** begin TASK MATERIAL **

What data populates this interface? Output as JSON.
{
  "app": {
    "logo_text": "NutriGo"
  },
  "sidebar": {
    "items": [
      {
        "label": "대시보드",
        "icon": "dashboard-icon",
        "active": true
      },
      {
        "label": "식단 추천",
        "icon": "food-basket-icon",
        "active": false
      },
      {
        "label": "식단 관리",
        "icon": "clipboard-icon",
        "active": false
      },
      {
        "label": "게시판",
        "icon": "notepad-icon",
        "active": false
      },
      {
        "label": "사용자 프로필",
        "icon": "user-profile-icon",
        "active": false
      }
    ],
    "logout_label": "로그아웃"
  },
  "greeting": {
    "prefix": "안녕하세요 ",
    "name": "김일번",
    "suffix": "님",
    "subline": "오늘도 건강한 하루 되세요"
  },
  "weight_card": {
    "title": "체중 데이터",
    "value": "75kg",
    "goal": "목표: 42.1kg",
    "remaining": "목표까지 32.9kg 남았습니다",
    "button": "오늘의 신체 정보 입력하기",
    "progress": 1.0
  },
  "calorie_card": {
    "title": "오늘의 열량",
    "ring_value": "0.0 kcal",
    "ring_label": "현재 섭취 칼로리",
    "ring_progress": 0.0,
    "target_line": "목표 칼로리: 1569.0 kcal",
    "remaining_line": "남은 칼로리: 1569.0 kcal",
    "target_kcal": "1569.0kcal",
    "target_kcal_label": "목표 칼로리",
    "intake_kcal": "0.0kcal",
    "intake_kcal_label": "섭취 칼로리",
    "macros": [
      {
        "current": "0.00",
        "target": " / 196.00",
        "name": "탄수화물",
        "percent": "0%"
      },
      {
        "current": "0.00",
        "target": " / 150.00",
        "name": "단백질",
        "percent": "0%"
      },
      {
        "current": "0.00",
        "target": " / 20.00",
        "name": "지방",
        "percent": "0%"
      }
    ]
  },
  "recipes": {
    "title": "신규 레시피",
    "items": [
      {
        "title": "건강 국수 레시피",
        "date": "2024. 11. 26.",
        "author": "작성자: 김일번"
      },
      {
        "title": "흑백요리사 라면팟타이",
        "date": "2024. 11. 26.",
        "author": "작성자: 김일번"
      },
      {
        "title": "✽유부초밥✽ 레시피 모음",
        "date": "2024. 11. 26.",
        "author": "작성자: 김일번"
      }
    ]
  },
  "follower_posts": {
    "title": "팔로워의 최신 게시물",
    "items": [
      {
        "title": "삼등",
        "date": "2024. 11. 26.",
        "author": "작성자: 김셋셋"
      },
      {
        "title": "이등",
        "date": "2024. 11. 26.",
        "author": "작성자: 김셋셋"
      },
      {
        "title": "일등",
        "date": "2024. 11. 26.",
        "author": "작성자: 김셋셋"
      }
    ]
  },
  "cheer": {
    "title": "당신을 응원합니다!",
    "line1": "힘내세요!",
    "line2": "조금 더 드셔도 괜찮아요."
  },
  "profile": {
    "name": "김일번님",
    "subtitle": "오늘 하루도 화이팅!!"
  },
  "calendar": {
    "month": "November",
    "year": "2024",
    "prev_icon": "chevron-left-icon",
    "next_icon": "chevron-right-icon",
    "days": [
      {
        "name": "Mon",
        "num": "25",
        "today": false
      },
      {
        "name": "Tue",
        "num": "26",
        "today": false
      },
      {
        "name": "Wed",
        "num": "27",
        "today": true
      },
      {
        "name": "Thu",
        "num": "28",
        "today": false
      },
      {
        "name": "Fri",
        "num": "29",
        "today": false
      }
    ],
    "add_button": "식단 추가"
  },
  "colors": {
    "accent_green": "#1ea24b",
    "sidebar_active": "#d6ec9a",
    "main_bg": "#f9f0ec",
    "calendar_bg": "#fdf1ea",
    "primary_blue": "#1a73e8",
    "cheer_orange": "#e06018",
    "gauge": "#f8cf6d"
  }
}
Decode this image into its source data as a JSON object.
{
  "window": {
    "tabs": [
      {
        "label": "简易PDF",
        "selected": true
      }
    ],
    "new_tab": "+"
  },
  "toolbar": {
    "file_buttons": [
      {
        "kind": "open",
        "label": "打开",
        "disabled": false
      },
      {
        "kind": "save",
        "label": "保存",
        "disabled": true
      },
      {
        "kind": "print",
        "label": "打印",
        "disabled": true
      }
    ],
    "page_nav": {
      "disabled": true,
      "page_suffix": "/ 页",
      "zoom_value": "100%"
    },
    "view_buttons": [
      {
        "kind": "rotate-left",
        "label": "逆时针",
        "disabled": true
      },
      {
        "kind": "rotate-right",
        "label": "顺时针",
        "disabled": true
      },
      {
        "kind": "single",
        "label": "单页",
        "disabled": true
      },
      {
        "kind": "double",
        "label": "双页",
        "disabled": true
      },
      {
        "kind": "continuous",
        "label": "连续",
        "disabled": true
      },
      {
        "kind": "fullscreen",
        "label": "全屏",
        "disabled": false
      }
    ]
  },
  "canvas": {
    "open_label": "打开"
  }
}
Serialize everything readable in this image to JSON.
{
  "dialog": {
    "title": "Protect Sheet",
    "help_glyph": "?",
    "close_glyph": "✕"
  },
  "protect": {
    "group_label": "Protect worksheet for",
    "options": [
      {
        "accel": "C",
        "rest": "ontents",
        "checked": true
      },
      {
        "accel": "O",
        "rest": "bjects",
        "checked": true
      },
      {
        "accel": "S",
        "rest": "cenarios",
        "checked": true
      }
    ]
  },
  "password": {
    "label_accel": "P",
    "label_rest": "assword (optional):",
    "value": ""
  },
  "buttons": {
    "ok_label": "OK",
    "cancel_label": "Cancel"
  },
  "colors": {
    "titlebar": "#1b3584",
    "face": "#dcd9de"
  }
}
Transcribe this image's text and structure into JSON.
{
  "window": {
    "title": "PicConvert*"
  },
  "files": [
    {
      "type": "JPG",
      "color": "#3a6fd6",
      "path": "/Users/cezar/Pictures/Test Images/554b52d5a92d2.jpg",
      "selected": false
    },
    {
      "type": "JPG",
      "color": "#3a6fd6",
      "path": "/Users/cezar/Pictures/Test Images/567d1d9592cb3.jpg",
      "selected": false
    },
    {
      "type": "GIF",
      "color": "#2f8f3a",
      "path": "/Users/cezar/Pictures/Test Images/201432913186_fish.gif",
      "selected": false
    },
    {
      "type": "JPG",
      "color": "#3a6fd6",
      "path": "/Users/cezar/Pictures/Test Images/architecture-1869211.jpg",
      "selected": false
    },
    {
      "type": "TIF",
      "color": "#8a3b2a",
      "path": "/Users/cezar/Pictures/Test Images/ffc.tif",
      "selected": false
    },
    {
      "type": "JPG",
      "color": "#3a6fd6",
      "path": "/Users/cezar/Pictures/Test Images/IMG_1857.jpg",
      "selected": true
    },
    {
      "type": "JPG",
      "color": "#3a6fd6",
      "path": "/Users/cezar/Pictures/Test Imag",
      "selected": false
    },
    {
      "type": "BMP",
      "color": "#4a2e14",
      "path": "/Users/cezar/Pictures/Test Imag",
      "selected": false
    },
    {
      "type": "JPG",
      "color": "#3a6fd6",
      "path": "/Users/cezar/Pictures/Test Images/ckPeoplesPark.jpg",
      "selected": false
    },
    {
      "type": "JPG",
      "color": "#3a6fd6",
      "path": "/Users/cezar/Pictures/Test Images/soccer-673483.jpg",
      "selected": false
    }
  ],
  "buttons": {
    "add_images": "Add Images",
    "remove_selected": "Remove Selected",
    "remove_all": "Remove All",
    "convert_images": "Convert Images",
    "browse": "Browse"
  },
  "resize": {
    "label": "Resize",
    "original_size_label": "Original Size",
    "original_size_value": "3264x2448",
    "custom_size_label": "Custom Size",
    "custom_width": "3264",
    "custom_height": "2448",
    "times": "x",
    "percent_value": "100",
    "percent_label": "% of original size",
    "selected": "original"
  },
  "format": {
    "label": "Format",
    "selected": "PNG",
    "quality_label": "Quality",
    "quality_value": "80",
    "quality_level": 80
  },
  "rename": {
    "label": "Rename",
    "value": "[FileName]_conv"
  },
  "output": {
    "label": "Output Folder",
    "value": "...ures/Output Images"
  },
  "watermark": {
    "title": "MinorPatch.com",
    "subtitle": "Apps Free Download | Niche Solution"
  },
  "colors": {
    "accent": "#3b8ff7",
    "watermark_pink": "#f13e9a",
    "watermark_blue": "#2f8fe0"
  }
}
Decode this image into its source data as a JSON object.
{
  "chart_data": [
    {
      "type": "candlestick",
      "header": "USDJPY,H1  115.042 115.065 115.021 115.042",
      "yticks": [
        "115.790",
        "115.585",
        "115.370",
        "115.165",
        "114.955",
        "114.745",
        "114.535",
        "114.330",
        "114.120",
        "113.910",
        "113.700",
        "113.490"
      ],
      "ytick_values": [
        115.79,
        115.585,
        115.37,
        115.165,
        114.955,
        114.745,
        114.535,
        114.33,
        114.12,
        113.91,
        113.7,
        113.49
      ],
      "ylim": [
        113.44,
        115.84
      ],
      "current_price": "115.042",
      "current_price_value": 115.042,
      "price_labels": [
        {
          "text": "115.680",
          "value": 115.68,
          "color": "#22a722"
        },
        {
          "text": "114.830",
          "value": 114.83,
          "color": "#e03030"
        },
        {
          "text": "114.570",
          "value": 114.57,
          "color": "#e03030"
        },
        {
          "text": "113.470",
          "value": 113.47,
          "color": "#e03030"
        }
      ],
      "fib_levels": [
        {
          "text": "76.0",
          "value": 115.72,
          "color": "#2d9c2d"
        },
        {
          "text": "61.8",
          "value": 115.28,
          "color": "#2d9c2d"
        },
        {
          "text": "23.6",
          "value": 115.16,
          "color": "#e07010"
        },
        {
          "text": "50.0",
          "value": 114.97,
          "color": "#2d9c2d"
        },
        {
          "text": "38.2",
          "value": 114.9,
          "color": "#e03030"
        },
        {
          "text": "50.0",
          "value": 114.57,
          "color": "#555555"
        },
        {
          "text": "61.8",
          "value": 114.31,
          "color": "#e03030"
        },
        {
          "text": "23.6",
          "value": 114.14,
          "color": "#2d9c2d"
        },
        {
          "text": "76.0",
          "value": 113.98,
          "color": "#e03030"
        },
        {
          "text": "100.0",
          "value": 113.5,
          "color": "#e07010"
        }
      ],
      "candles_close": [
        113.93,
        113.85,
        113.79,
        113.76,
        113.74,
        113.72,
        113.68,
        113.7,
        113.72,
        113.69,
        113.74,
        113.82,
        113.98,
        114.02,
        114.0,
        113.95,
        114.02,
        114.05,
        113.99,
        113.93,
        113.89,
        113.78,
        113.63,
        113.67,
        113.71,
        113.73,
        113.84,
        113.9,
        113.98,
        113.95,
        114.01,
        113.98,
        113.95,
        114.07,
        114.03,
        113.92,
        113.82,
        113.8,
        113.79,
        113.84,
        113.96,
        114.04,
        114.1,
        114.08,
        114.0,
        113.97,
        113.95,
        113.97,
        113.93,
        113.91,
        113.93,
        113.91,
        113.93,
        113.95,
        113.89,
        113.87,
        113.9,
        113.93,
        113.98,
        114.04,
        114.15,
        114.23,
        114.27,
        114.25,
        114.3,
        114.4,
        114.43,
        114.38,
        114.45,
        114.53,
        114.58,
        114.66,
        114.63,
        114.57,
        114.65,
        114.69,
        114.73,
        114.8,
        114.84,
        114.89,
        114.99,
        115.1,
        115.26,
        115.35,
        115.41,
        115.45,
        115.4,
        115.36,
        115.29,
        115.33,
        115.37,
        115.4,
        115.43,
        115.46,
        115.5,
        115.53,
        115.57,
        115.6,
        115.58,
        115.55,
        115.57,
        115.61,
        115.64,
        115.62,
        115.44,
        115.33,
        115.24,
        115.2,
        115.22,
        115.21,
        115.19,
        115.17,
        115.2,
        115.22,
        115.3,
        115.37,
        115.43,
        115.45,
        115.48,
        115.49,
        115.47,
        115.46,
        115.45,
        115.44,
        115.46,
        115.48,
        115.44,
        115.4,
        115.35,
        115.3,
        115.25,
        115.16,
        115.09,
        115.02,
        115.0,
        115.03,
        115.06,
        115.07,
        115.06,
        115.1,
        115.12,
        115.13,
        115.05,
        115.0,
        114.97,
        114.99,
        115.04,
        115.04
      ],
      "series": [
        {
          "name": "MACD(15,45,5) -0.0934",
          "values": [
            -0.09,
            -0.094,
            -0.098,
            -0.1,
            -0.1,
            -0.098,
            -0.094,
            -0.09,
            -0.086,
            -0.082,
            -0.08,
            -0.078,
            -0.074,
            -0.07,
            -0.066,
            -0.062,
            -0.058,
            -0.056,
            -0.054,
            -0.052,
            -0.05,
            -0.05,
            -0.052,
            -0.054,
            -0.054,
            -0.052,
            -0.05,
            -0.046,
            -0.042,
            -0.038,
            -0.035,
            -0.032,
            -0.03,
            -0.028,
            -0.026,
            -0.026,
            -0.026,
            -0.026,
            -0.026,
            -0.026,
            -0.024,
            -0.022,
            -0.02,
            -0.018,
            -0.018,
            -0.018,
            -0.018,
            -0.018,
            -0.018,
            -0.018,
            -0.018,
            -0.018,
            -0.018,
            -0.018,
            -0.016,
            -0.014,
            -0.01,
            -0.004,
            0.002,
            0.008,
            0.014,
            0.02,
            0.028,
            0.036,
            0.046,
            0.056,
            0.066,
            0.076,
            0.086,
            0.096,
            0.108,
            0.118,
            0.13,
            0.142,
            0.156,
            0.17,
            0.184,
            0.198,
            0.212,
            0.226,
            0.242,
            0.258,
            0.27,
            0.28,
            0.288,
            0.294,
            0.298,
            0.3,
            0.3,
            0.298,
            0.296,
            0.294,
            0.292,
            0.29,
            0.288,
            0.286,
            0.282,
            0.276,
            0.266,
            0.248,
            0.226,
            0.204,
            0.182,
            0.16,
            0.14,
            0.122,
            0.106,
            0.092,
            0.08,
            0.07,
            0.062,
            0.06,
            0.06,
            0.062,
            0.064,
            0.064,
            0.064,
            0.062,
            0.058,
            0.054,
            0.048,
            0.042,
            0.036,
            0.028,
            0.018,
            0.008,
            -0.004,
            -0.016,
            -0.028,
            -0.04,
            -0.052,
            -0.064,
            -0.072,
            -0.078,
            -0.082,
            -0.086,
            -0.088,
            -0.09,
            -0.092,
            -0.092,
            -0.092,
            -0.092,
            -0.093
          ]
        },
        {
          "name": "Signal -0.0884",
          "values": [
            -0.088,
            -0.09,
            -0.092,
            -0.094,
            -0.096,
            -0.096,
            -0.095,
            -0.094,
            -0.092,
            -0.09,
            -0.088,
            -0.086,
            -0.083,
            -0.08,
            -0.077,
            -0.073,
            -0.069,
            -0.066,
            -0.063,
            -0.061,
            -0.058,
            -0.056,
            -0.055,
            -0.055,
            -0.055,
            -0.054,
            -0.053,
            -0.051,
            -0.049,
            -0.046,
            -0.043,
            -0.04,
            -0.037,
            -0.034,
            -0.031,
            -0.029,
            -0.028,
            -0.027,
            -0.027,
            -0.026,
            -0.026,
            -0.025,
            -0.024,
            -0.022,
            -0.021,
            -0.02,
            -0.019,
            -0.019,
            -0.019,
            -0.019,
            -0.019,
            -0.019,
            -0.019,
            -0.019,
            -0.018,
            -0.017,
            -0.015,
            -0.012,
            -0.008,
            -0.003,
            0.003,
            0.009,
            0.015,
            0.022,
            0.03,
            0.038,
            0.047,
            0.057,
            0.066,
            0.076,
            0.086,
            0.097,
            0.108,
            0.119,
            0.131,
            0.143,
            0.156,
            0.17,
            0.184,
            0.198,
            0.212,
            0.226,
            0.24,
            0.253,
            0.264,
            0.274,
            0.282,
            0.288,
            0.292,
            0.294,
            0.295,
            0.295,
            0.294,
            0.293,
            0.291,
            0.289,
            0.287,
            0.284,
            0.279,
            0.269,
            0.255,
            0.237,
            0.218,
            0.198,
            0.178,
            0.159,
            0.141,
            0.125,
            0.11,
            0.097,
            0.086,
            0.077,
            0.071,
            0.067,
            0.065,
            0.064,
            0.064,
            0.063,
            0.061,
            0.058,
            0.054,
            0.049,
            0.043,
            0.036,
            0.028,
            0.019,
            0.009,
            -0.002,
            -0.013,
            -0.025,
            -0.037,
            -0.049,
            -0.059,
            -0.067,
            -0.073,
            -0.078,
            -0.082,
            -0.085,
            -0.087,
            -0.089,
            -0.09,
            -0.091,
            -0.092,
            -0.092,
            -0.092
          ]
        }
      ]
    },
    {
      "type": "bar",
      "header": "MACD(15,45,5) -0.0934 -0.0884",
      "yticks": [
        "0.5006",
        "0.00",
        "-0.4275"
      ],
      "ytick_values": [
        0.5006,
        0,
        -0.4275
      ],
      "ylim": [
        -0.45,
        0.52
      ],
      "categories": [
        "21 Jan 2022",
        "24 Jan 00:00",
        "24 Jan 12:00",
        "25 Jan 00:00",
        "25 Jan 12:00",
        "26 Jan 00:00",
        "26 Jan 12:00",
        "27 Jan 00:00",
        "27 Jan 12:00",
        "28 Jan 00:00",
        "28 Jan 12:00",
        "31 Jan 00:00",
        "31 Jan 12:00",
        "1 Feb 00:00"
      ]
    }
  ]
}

** end TASK MATERIAL **

● **TASK TO COMPLETE**
Report the number of lines in the listing that include the string "icon"; give nothing but the number.

● **SOLUTION TO THIS PROBLEM**
7